### Prompt 1
The drug war imperialism essay names several practices in the crack-era United States that largely hit African-Americans. List all of them.
### Prompt 2
Please answer these questions from the drug war imperialism essay:
(a) In what month and year did Sandinista fighters storm the National Palace?
(b) Which clan ruled Nicaragua?
(c) Which form of cocaine did well-to-do white folks prefer?
### Prompt 3
Carry the drug war imperialism essay forward from its last sentence.

### Text block
========================================
This post is also available in: Italiano (Italian)
Drug War Imperialism
In August 1978, guerrilla fighters from the Sandinista National Liberation Front stormed the National Palace in Nicaragua. Nicaragua had been a banana republic — one of those Third World, Latin American countries under the thumb of right-wing juntas and US corporations — ruled by the powerful Somoza clan, but no more. The following year President Somoza fled the country.
The United States, meanwhile, was in the grip of the so-called crack era. Stiffer sentences, trigger-happy cops playing Dirty Harry and the caging of human beings on an industrial scale for non-violent crimes largely hit African-Americans, and it’s no coincidence that powder cocaine was preferred by well-to-do white folks whereas crack was more widely available in working class black communities.
========================================
### Element placement data

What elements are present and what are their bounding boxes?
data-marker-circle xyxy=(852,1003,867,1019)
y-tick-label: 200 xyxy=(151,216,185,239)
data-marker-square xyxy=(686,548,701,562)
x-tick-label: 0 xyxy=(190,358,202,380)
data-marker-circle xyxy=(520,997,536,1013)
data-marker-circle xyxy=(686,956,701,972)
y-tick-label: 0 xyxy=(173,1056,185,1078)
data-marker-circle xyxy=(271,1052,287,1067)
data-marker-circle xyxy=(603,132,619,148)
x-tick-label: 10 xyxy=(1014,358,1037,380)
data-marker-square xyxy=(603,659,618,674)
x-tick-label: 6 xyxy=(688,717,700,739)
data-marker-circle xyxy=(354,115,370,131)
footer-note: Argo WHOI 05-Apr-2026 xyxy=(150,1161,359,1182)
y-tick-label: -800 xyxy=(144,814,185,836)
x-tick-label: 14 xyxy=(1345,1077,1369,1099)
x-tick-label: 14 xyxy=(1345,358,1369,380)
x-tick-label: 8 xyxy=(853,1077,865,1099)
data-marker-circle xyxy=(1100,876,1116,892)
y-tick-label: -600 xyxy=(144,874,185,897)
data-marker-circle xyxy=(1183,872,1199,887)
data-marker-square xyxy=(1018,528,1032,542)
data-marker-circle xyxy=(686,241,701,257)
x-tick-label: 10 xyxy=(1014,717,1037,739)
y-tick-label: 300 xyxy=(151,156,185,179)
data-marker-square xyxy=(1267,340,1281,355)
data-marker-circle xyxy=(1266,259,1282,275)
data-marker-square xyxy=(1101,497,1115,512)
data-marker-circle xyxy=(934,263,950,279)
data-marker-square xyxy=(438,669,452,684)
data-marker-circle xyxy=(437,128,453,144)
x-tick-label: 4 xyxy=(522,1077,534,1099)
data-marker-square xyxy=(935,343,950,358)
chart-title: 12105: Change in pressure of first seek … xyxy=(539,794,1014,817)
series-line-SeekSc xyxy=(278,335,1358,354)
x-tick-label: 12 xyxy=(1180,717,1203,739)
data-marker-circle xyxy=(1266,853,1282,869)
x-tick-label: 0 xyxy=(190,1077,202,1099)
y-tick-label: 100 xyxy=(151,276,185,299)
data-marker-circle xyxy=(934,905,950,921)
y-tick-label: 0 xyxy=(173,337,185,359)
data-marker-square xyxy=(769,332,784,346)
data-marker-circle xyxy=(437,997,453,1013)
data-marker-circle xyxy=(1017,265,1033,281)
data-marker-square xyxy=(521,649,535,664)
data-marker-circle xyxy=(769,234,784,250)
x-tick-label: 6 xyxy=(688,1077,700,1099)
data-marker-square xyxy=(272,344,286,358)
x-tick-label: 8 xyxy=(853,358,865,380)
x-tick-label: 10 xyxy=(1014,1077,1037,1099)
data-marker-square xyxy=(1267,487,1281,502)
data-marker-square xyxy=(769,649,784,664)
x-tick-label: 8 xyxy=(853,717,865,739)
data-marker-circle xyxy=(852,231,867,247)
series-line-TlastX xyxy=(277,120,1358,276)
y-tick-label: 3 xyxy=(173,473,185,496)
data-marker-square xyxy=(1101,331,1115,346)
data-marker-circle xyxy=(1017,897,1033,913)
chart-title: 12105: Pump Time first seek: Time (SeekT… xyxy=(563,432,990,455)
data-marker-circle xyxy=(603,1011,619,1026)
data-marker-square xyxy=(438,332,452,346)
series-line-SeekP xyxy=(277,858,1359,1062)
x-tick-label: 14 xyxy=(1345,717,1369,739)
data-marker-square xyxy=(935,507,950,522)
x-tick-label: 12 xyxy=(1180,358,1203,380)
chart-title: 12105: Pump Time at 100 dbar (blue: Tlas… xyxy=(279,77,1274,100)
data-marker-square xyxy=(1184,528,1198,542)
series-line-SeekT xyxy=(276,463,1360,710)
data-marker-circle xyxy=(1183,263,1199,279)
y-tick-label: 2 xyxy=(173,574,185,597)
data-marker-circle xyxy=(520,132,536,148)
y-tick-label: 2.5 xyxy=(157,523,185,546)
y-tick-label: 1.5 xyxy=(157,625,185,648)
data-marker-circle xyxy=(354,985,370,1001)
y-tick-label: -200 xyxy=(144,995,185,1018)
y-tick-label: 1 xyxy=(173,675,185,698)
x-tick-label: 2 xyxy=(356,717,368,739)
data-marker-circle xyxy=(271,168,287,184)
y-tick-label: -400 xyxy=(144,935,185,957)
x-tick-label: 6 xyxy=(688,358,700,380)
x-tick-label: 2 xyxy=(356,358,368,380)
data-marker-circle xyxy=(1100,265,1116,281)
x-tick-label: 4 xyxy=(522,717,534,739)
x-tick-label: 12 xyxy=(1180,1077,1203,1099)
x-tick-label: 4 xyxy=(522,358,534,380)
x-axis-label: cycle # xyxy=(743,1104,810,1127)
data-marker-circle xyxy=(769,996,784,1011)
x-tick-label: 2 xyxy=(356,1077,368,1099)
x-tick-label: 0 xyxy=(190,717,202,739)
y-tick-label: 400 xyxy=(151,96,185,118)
========================================
### Answer 1
- Stiffer sentences
- Trigger-happy cops playing Dirty Harry
- The caging of human beings on an industrial scale for non-violent crimes

### Answer 2
(a) August 1978
(b) The Somoza clan
(c) Powder cocaine

### Answer 3
While the War on Drugs had been raging for some time now, crack was a smokeable form of cocaine that gave a much more intense (and addictive) rush. In response, Ronald Reagan cranked the volume up to eleven, at one point blockading the entire Florida seaboard after watching too many episodes of Miami Vice.
In July 1984, photographs leaked of Sandinista officials loading a plane up with cocaine. Reagan went on TV to express his outrage— was there no crime those blasted commies wouldn’t stoop to? For Ronnie, this was the jackpot — the Cold War merged with the Drug War.
Cuba was bad enough, but having another so-called Soviet pawn in the Western hemisphere was something he simply couldn’t abide.
Cocaine, cannabis and heroin weren’t always illegal. In fact, once upon a time opium was used to soothe crying babies. While everyone now agrees that was probably a bad idea, the War on Drugs as we know it is inextricably tied to US racism, imperialism and xenophobia.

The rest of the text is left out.